--- start DATASET ENTRIES ---

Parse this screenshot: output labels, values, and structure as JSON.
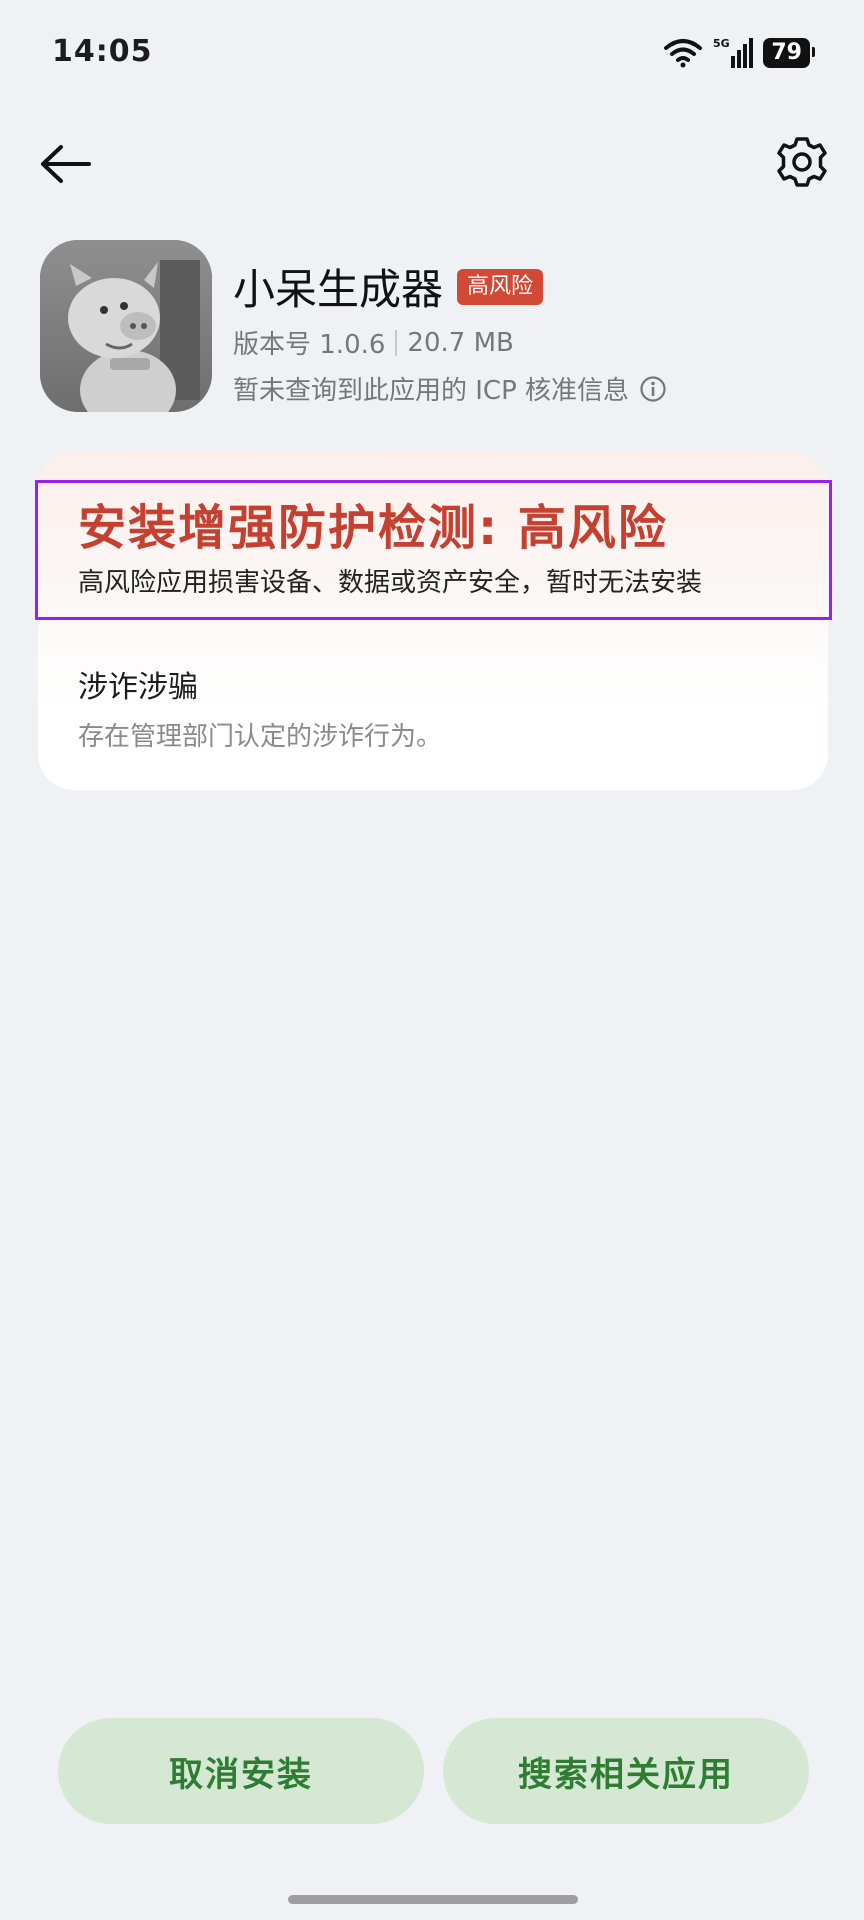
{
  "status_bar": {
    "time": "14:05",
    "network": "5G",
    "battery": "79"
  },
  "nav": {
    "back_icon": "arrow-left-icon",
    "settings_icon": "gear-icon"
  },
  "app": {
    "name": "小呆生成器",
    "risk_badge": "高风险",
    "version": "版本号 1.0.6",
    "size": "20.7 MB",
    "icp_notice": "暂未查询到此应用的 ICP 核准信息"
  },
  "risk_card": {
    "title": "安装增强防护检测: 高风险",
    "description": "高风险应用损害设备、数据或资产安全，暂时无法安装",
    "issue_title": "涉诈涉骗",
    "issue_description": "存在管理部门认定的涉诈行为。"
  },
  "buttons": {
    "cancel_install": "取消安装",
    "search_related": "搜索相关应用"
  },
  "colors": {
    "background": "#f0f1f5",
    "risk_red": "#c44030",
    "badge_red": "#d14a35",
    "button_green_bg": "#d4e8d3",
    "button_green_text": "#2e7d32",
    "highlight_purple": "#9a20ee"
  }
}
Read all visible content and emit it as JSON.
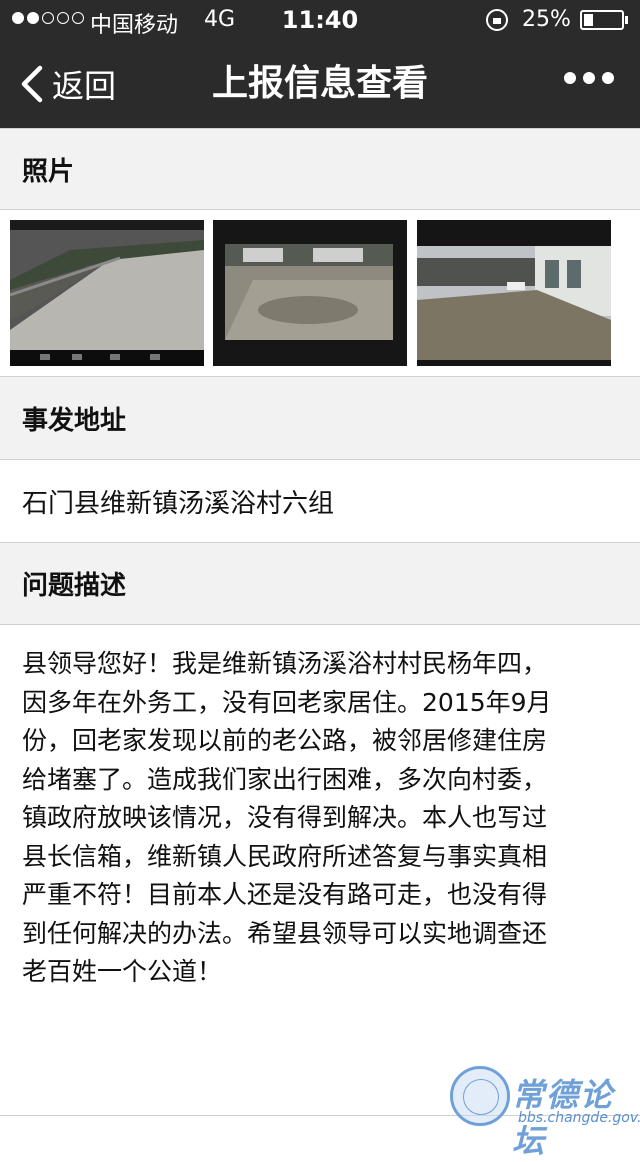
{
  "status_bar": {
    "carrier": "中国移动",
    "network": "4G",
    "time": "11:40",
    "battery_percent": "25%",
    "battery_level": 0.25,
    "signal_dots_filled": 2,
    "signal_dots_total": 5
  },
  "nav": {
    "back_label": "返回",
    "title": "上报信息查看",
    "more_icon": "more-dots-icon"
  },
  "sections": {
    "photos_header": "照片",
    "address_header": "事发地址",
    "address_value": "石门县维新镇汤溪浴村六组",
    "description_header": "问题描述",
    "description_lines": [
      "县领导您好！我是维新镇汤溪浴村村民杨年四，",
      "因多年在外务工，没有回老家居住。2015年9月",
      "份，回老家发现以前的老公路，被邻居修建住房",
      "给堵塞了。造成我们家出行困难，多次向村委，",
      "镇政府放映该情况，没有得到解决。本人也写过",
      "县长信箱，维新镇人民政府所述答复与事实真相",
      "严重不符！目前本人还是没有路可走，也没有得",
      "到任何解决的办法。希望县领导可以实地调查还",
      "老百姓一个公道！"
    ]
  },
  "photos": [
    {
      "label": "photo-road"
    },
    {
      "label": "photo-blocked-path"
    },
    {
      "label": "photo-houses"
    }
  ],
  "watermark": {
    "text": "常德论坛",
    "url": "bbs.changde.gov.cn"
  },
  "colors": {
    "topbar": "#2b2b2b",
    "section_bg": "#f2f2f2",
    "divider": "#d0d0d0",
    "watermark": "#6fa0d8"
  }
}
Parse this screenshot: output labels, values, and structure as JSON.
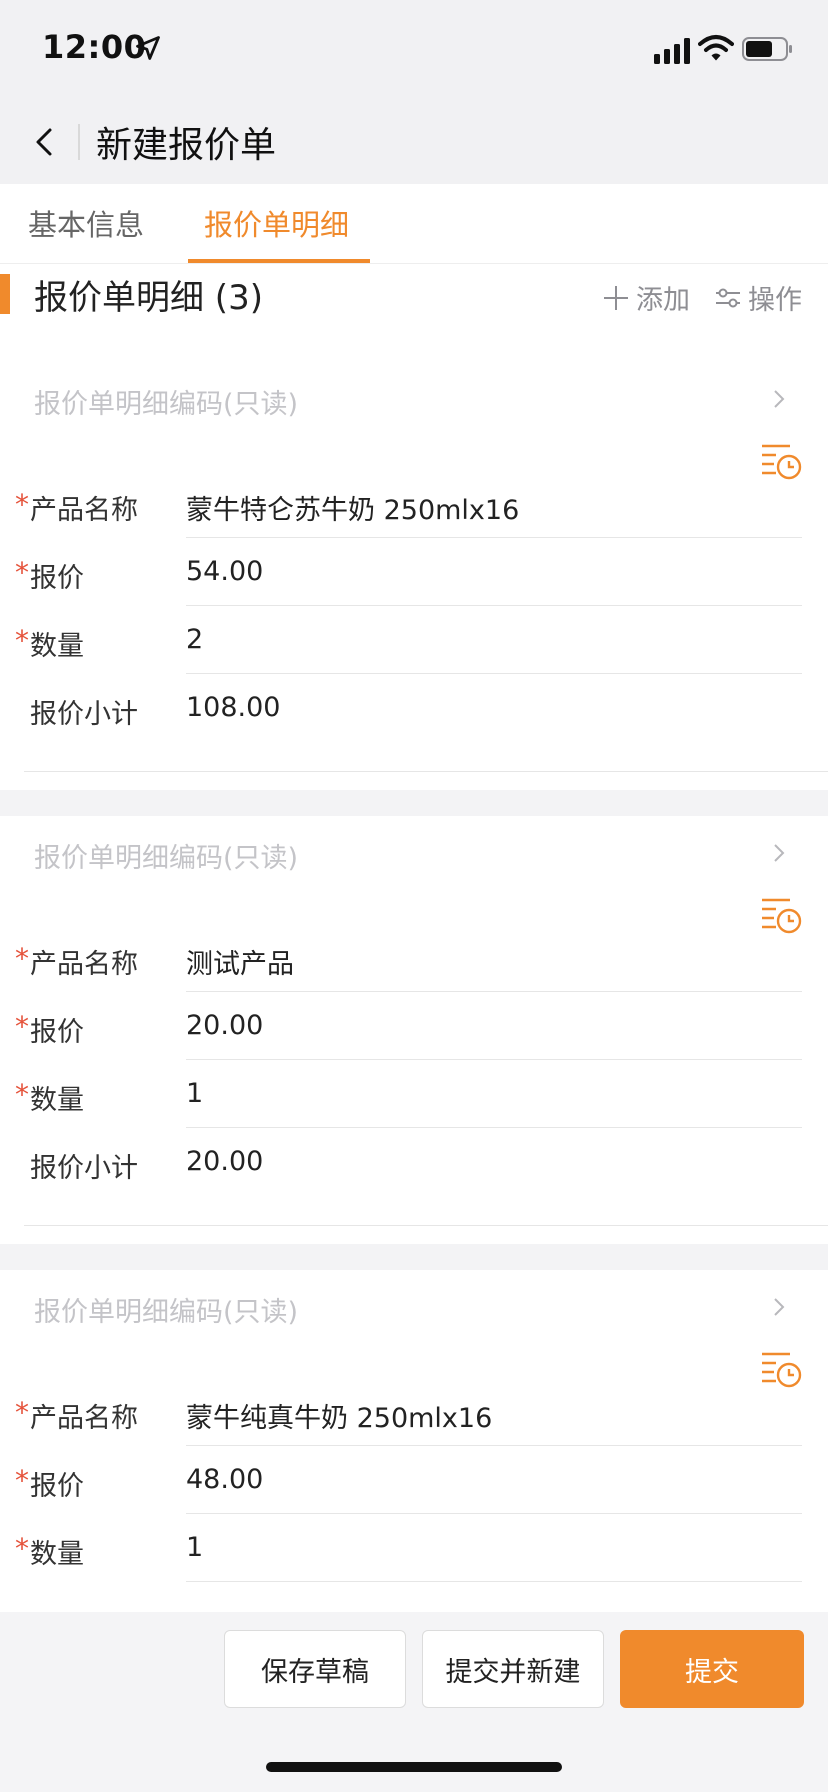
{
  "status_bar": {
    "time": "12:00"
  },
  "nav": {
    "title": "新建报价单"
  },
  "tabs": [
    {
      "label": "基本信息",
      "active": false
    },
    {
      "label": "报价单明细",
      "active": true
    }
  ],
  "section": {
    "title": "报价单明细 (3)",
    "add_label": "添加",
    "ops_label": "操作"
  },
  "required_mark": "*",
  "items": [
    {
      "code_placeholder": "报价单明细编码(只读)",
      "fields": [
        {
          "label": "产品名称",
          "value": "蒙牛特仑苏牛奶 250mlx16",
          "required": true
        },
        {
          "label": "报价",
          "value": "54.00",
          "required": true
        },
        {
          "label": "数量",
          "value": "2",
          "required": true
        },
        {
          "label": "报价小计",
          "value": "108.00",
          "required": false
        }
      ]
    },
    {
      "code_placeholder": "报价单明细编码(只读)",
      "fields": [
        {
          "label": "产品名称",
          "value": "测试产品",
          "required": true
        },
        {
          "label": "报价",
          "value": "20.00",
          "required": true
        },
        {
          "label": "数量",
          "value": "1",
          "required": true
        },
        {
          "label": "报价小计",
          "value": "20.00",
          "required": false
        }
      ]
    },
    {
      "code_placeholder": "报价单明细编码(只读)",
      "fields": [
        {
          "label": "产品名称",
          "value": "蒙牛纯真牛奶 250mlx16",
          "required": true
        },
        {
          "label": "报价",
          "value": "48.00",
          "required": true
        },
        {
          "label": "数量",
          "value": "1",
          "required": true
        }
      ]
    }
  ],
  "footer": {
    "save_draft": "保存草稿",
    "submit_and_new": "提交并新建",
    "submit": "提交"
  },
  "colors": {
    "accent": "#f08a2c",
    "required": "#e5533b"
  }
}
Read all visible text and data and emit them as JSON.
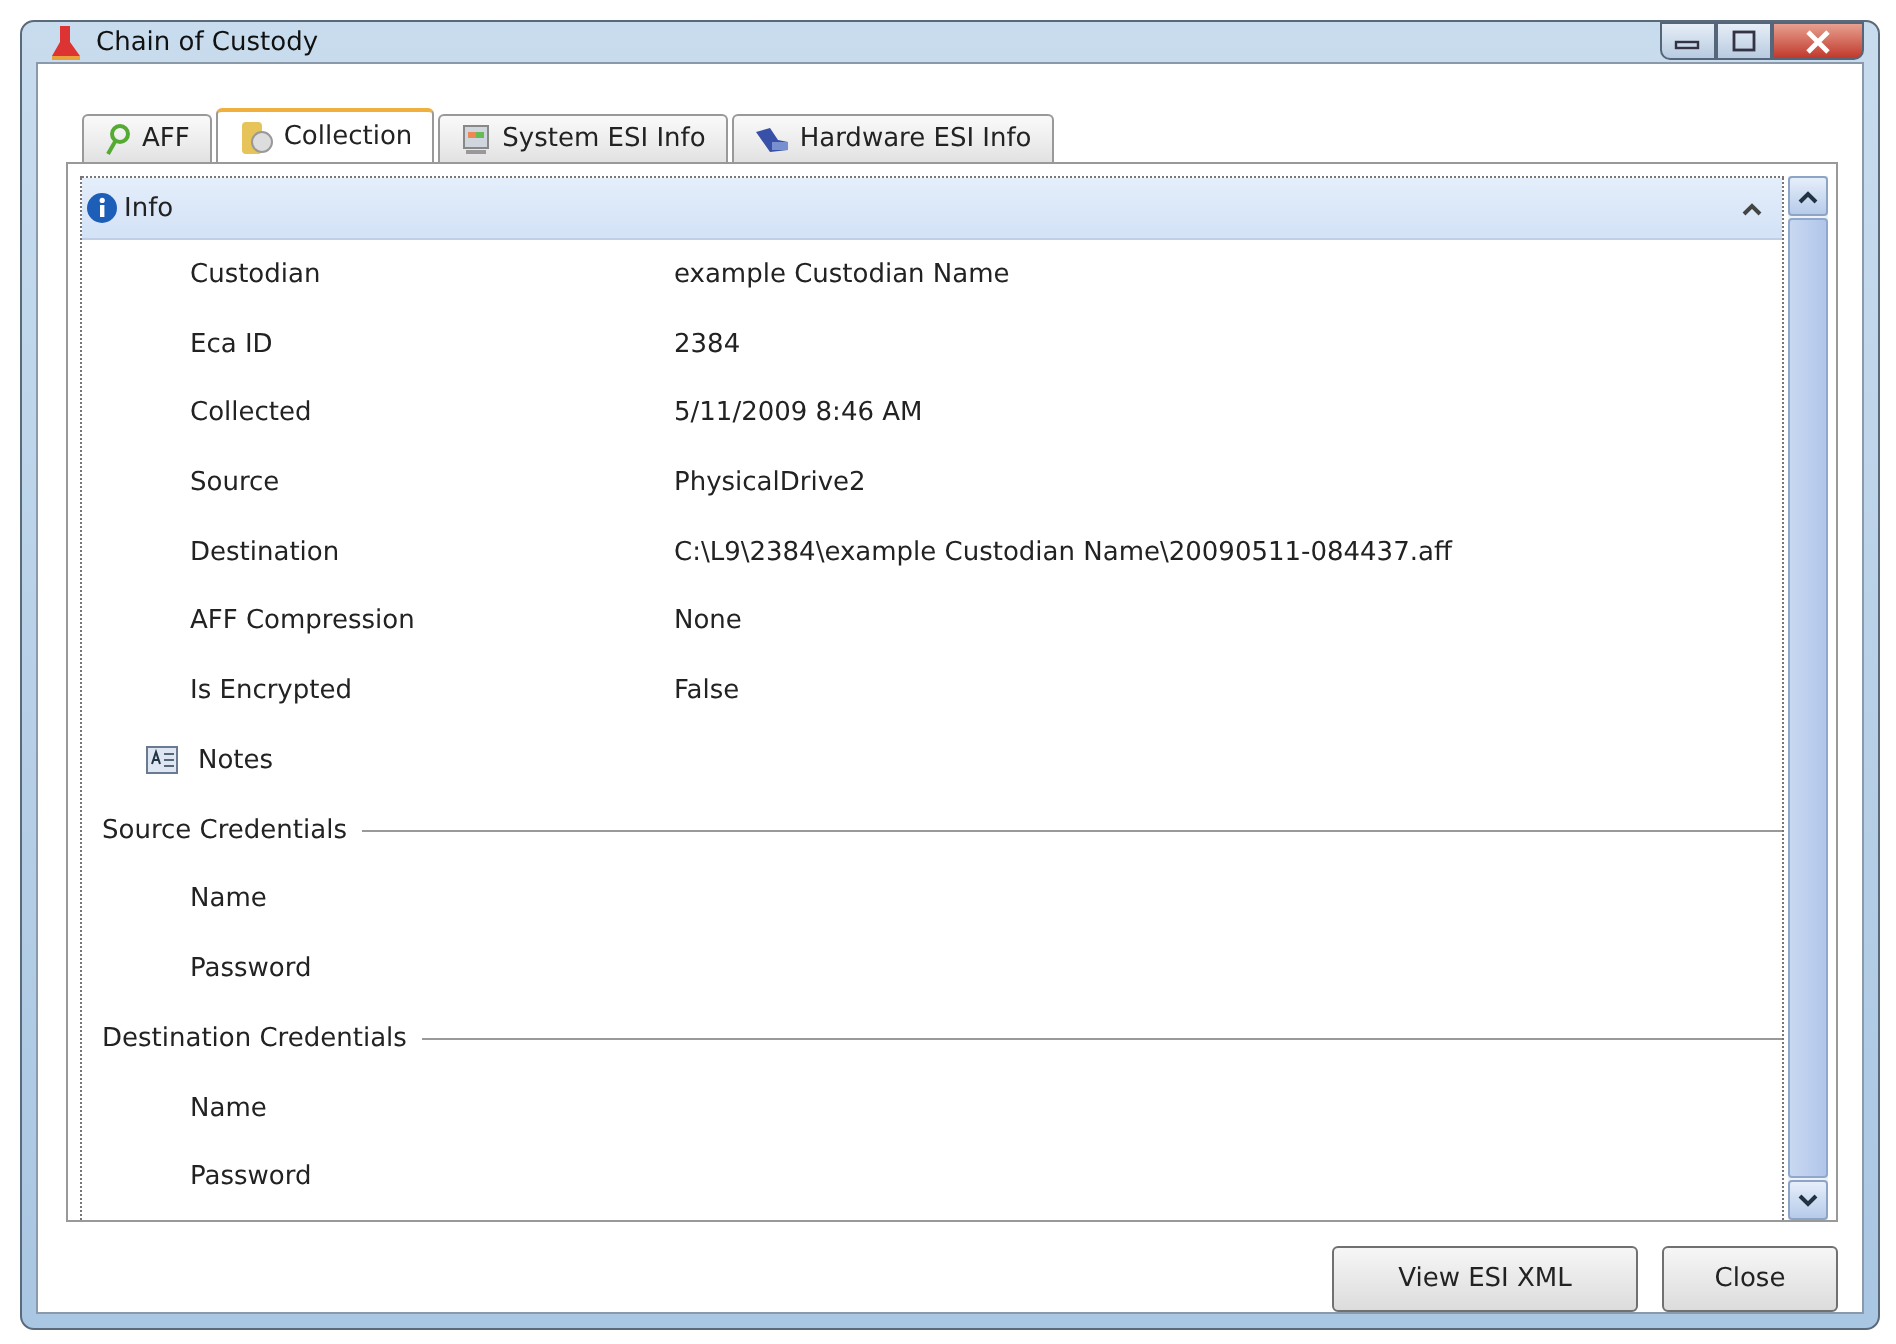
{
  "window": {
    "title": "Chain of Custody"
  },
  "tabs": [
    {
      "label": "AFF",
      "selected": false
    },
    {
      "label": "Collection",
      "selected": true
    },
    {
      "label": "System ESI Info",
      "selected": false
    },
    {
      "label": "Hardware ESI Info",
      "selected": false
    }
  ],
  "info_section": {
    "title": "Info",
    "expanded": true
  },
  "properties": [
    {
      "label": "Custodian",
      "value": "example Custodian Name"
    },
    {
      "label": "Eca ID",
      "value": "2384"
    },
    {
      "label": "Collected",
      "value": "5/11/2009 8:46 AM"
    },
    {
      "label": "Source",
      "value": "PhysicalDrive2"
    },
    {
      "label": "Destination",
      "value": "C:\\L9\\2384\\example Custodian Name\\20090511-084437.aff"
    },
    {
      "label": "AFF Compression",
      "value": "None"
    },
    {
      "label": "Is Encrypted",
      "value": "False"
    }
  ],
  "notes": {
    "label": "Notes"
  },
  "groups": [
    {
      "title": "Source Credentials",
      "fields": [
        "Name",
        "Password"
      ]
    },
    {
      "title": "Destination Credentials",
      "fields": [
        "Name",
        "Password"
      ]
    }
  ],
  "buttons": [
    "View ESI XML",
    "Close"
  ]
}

--- end DATASET ENTRIES ---

-- SHORT PROBLEM --
Go through the preceding material and copy each line that has the word "Destination".

-- RESPONSE BELOW --
      "label": "Destination",
      "title": "Destination Credentials",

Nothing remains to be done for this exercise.